# EXTRACTED TEXT:
------------

Monday, April 16, 2007

DOUBLEY IMPRESSED

Not only did Jeremy "Houdini" Beagle manage to open the back door, he untied the gate at the top of the stairs and instead of running away came in to the pub with a Kit Kat in his mouth.

I was 4 wines into the night and I saw him walking about the pub. Figured my brother was going to take him out and thats why he was downstairs.That was until Lindsay asked how he got there, so we went upstairs and saw how he had undone the gate. Im so proud, I have raised a genius.

I missed the bucking bronco cos I got to the party too late.It was good, I had a dance and the best egg sandwich ever. Played some weird game which involved putting empty glasses on fire escape signs and did some air guitar.

Its inspired me, I best start planning my leaving do. If I have it there...which would be ok, I was thinking of having a "Mimeoke" night. Like Karaoke only with unplugged instruments and microphones, good lighting and you get on stage and mime to a song.
Yes, this idea came about cos I cannot sing or play an instrument but would like to. I think it would look ace on that stage. We could have costumes and everything. I'd like to receate the version of Glamourous Indie Rock and Roll me Kay and Yarnold performed in Notting Hill last year. We rocked.

I love Mondays, its like my day off. Im going to the Traffordable Centre avec Miss Heyes later to shop for shoes and eat dim sum. Im so excited about the chinese food part. Shame its not as sunny today cos I like it when she puts the roof down on her fancy pants porche and drives me about. You never know, it might get nicer out. We arent going until 1.

------------

# DATASET RECORDS:

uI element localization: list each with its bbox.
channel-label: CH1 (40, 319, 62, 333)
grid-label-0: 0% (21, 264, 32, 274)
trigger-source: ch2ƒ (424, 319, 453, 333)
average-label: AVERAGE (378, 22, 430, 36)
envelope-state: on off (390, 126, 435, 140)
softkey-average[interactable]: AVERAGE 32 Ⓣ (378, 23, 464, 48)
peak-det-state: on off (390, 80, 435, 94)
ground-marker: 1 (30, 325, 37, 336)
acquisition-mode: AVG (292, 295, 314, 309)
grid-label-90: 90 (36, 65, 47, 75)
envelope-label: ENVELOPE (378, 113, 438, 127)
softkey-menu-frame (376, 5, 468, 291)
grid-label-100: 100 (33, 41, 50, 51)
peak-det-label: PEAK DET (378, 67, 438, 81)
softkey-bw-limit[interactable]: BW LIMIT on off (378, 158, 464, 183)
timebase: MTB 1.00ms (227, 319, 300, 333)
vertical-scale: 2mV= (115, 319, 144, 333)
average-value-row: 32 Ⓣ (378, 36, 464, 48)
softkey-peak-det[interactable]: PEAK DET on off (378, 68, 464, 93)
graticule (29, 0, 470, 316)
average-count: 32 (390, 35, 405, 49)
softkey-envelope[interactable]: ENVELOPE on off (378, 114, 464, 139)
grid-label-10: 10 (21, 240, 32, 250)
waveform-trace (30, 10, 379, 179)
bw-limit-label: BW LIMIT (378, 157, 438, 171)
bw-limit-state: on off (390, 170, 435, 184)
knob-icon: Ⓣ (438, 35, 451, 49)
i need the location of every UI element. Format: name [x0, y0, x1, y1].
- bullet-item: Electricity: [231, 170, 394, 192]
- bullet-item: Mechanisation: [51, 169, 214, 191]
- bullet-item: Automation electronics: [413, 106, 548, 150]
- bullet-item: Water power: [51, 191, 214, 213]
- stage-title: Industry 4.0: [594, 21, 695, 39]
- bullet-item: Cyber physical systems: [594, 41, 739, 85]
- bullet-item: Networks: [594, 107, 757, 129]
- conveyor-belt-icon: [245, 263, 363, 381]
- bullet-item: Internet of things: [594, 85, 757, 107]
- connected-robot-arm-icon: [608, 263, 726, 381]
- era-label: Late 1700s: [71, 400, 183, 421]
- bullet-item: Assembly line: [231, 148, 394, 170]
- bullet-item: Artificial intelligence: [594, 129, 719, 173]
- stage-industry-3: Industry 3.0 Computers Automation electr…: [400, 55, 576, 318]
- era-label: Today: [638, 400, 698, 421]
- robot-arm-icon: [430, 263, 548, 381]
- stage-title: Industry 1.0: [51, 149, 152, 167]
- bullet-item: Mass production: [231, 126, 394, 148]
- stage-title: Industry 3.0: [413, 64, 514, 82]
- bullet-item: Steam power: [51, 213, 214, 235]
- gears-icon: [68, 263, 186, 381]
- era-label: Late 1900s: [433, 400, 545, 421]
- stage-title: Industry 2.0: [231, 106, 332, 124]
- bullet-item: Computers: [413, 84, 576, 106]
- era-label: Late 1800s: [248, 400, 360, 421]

------------

# TASKS AND EXERCISES:
**1)** Say whether each statement agrees with the April 16, 2007 blog post: (a) after opening the back door, the beagle ran away; (b) the writer reached the party in time for the bucking bronco; (c) the shopping trip with Miss Heyes will not start before 1. Answer yes or no for each and quote the words of the post that decide it.
**2)** Write what comes next in the April 16, 2007 blog post, starting after its final sentence.

# TASK ANSWERS:
**1)**
(a) No: "instead of running away came in to the pub with a Kit Kat in his mouth."
(b) No: "I missed the bucking bronco cos I got to the party too late."
(c) Yes: "We arent going until 1."

**2)**
Think I blew my chance with the fit guy from Friday night cos I haven't heard from him apart from a few texts from him on Saturday afternoon.Well, he never got to me about the party invite last night.Personally I think Im boxing out of my weight there, he's well out of my league. I dont blame him, I was really rude and strangely insulting. I think I know why I am acting more and more rude to people. I think somewhere in my head my brain knows how hard it will be to say goodbye to everything and everyone I have ever known that if I start upsetting people then they wont care so it will be easier to leave. Shit, that makes no sense. I'm going to have to start facing the fact that I am leaving and handle it a better way than that way. Its exciting but scarey.

I think I need to start looking at it all a different way. I always am very black and white about things, like one thing is good and one thing is bad. Both my life here and my future life there are good so I should stop playing them off against each other by acting like this one here is bad.
This is what I am doing now and thats just pants.